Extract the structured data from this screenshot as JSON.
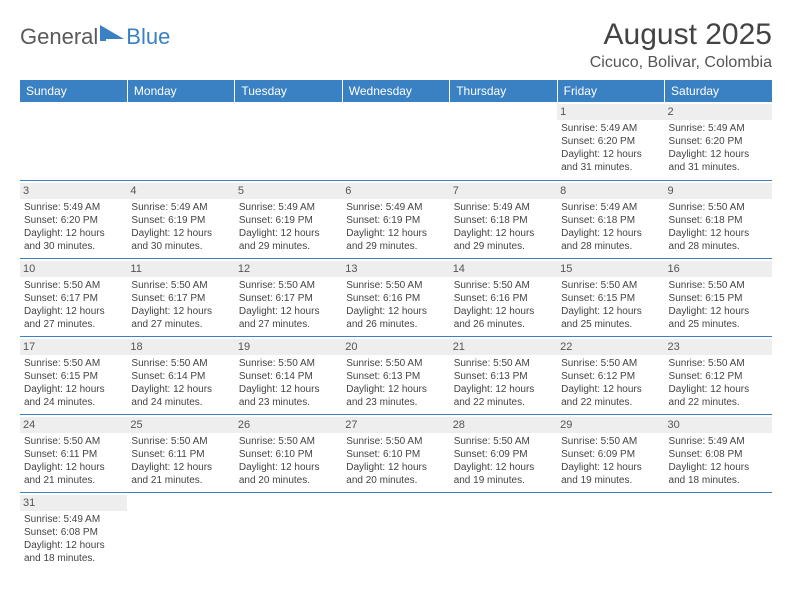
{
  "logo": {
    "text1": "General",
    "text2": "Blue",
    "icon_color": "#3a81c4"
  },
  "title": "August 2025",
  "location": "Cicuco, Bolivar, Colombia",
  "colors": {
    "header_bg": "#3a81c4",
    "header_text": "#ffffff",
    "daynum_bg": "#eeeeee",
    "border": "#3a81c4",
    "text": "#444444"
  },
  "day_headers": [
    "Sunday",
    "Monday",
    "Tuesday",
    "Wednesday",
    "Thursday",
    "Friday",
    "Saturday"
  ],
  "weeks": [
    [
      null,
      null,
      null,
      null,
      null,
      {
        "n": "1",
        "sr": "5:49 AM",
        "ss": "6:20 PM",
        "dl": "12 hours and 31 minutes."
      },
      {
        "n": "2",
        "sr": "5:49 AM",
        "ss": "6:20 PM",
        "dl": "12 hours and 31 minutes."
      }
    ],
    [
      {
        "n": "3",
        "sr": "5:49 AM",
        "ss": "6:20 PM",
        "dl": "12 hours and 30 minutes."
      },
      {
        "n": "4",
        "sr": "5:49 AM",
        "ss": "6:19 PM",
        "dl": "12 hours and 30 minutes."
      },
      {
        "n": "5",
        "sr": "5:49 AM",
        "ss": "6:19 PM",
        "dl": "12 hours and 29 minutes."
      },
      {
        "n": "6",
        "sr": "5:49 AM",
        "ss": "6:19 PM",
        "dl": "12 hours and 29 minutes."
      },
      {
        "n": "7",
        "sr": "5:49 AM",
        "ss": "6:18 PM",
        "dl": "12 hours and 29 minutes."
      },
      {
        "n": "8",
        "sr": "5:49 AM",
        "ss": "6:18 PM",
        "dl": "12 hours and 28 minutes."
      },
      {
        "n": "9",
        "sr": "5:50 AM",
        "ss": "6:18 PM",
        "dl": "12 hours and 28 minutes."
      }
    ],
    [
      {
        "n": "10",
        "sr": "5:50 AM",
        "ss": "6:17 PM",
        "dl": "12 hours and 27 minutes."
      },
      {
        "n": "11",
        "sr": "5:50 AM",
        "ss": "6:17 PM",
        "dl": "12 hours and 27 minutes."
      },
      {
        "n": "12",
        "sr": "5:50 AM",
        "ss": "6:17 PM",
        "dl": "12 hours and 27 minutes."
      },
      {
        "n": "13",
        "sr": "5:50 AM",
        "ss": "6:16 PM",
        "dl": "12 hours and 26 minutes."
      },
      {
        "n": "14",
        "sr": "5:50 AM",
        "ss": "6:16 PM",
        "dl": "12 hours and 26 minutes."
      },
      {
        "n": "15",
        "sr": "5:50 AM",
        "ss": "6:15 PM",
        "dl": "12 hours and 25 minutes."
      },
      {
        "n": "16",
        "sr": "5:50 AM",
        "ss": "6:15 PM",
        "dl": "12 hours and 25 minutes."
      }
    ],
    [
      {
        "n": "17",
        "sr": "5:50 AM",
        "ss": "6:15 PM",
        "dl": "12 hours and 24 minutes."
      },
      {
        "n": "18",
        "sr": "5:50 AM",
        "ss": "6:14 PM",
        "dl": "12 hours and 24 minutes."
      },
      {
        "n": "19",
        "sr": "5:50 AM",
        "ss": "6:14 PM",
        "dl": "12 hours and 23 minutes."
      },
      {
        "n": "20",
        "sr": "5:50 AM",
        "ss": "6:13 PM",
        "dl": "12 hours and 23 minutes."
      },
      {
        "n": "21",
        "sr": "5:50 AM",
        "ss": "6:13 PM",
        "dl": "12 hours and 22 minutes."
      },
      {
        "n": "22",
        "sr": "5:50 AM",
        "ss": "6:12 PM",
        "dl": "12 hours and 22 minutes."
      },
      {
        "n": "23",
        "sr": "5:50 AM",
        "ss": "6:12 PM",
        "dl": "12 hours and 22 minutes."
      }
    ],
    [
      {
        "n": "24",
        "sr": "5:50 AM",
        "ss": "6:11 PM",
        "dl": "12 hours and 21 minutes."
      },
      {
        "n": "25",
        "sr": "5:50 AM",
        "ss": "6:11 PM",
        "dl": "12 hours and 21 minutes."
      },
      {
        "n": "26",
        "sr": "5:50 AM",
        "ss": "6:10 PM",
        "dl": "12 hours and 20 minutes."
      },
      {
        "n": "27",
        "sr": "5:50 AM",
        "ss": "6:10 PM",
        "dl": "12 hours and 20 minutes."
      },
      {
        "n": "28",
        "sr": "5:50 AM",
        "ss": "6:09 PM",
        "dl": "12 hours and 19 minutes."
      },
      {
        "n": "29",
        "sr": "5:50 AM",
        "ss": "6:09 PM",
        "dl": "12 hours and 19 minutes."
      },
      {
        "n": "30",
        "sr": "5:49 AM",
        "ss": "6:08 PM",
        "dl": "12 hours and 18 minutes."
      }
    ],
    [
      {
        "n": "31",
        "sr": "5:49 AM",
        "ss": "6:08 PM",
        "dl": "12 hours and 18 minutes."
      },
      null,
      null,
      null,
      null,
      null,
      null
    ]
  ],
  "labels": {
    "sunrise": "Sunrise:",
    "sunset": "Sunset:",
    "daylight": "Daylight:"
  }
}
■ ■ ■ ■
= Task =
Reproduce all entries without any change, and omit the pictures.

= The completed task =
Extract the structured data from this screenshot as JSON.
{
  "logo": {
    "text1": "General",
    "text2": "Blue",
    "icon_color": "#3a81c4"
  },
  "title": "August 2025",
  "location": "Cicuco, Bolivar, Colombia",
  "colors": {
    "header_bg": "#3a81c4",
    "header_text": "#ffffff",
    "daynum_bg": "#eeeeee",
    "border": "#3a81c4",
    "text": "#444444"
  },
  "day_headers": [
    "Sunday",
    "Monday",
    "Tuesday",
    "Wednesday",
    "Thursday",
    "Friday",
    "Saturday"
  ],
  "weeks": [
    [
      null,
      null,
      null,
      null,
      null,
      {
        "n": "1",
        "sr": "5:49 AM",
        "ss": "6:20 PM",
        "dl": "12 hours and 31 minutes."
      },
      {
        "n": "2",
        "sr": "5:49 AM",
        "ss": "6:20 PM",
        "dl": "12 hours and 31 minutes."
      }
    ],
    [
      {
        "n": "3",
        "sr": "5:49 AM",
        "ss": "6:20 PM",
        "dl": "12 hours and 30 minutes."
      },
      {
        "n": "4",
        "sr": "5:49 AM",
        "ss": "6:19 PM",
        "dl": "12 hours and 30 minutes."
      },
      {
        "n": "5",
        "sr": "5:49 AM",
        "ss": "6:19 PM",
        "dl": "12 hours and 29 minutes."
      },
      {
        "n": "6",
        "sr": "5:49 AM",
        "ss": "6:19 PM",
        "dl": "12 hours and 29 minutes."
      },
      {
        "n": "7",
        "sr": "5:49 AM",
        "ss": "6:18 PM",
        "dl": "12 hours and 29 minutes."
      },
      {
        "n": "8",
        "sr": "5:49 AM",
        "ss": "6:18 PM",
        "dl": "12 hours and 28 minutes."
      },
      {
        "n": "9",
        "sr": "5:50 AM",
        "ss": "6:18 PM",
        "dl": "12 hours and 28 minutes."
      }
    ],
    [
      {
        "n": "10",
        "sr": "5:50 AM",
        "ss": "6:17 PM",
        "dl": "12 hours and 27 minutes."
      },
      {
        "n": "11",
        "sr": "5:50 AM",
        "ss": "6:17 PM",
        "dl": "12 hours and 27 minutes."
      },
      {
        "n": "12",
        "sr": "5:50 AM",
        "ss": "6:17 PM",
        "dl": "12 hours and 27 minutes."
      },
      {
        "n": "13",
        "sr": "5:50 AM",
        "ss": "6:16 PM",
        "dl": "12 hours and 26 minutes."
      },
      {
        "n": "14",
        "sr": "5:50 AM",
        "ss": "6:16 PM",
        "dl": "12 hours and 26 minutes."
      },
      {
        "n": "15",
        "sr": "5:50 AM",
        "ss": "6:15 PM",
        "dl": "12 hours and 25 minutes."
      },
      {
        "n": "16",
        "sr": "5:50 AM",
        "ss": "6:15 PM",
        "dl": "12 hours and 25 minutes."
      }
    ],
    [
      {
        "n": "17",
        "sr": "5:50 AM",
        "ss": "6:15 PM",
        "dl": "12 hours and 24 minutes."
      },
      {
        "n": "18",
        "sr": "5:50 AM",
        "ss": "6:14 PM",
        "dl": "12 hours and 24 minutes."
      },
      {
        "n": "19",
        "sr": "5:50 AM",
        "ss": "6:14 PM",
        "dl": "12 hours and 23 minutes."
      },
      {
        "n": "20",
        "sr": "5:50 AM",
        "ss": "6:13 PM",
        "dl": "12 hours and 23 minutes."
      },
      {
        "n": "21",
        "sr": "5:50 AM",
        "ss": "6:13 PM",
        "dl": "12 hours and 22 minutes."
      },
      {
        "n": "22",
        "sr": "5:50 AM",
        "ss": "6:12 PM",
        "dl": "12 hours and 22 minutes."
      },
      {
        "n": "23",
        "sr": "5:50 AM",
        "ss": "6:12 PM",
        "dl": "12 hours and 22 minutes."
      }
    ],
    [
      {
        "n": "24",
        "sr": "5:50 AM",
        "ss": "6:11 PM",
        "dl": "12 hours and 21 minutes."
      },
      {
        "n": "25",
        "sr": "5:50 AM",
        "ss": "6:11 PM",
        "dl": "12 hours and 21 minutes."
      },
      {
        "n": "26",
        "sr": "5:50 AM",
        "ss": "6:10 PM",
        "dl": "12 hours and 20 minutes."
      },
      {
        "n": "27",
        "sr": "5:50 AM",
        "ss": "6:10 PM",
        "dl": "12 hours and 20 minutes."
      },
      {
        "n": "28",
        "sr": "5:50 AM",
        "ss": "6:09 PM",
        "dl": "12 hours and 19 minutes."
      },
      {
        "n": "29",
        "sr": "5:50 AM",
        "ss": "6:09 PM",
        "dl": "12 hours and 19 minutes."
      },
      {
        "n": "30",
        "sr": "5:49 AM",
        "ss": "6:08 PM",
        "dl": "12 hours and 18 minutes."
      }
    ],
    [
      {
        "n": "31",
        "sr": "5:49 AM",
        "ss": "6:08 PM",
        "dl": "12 hours and 18 minutes."
      },
      null,
      null,
      null,
      null,
      null,
      null
    ]
  ],
  "labels": {
    "sunrise": "Sunrise:",
    "sunset": "Sunset:",
    "daylight": "Daylight:"
  }
}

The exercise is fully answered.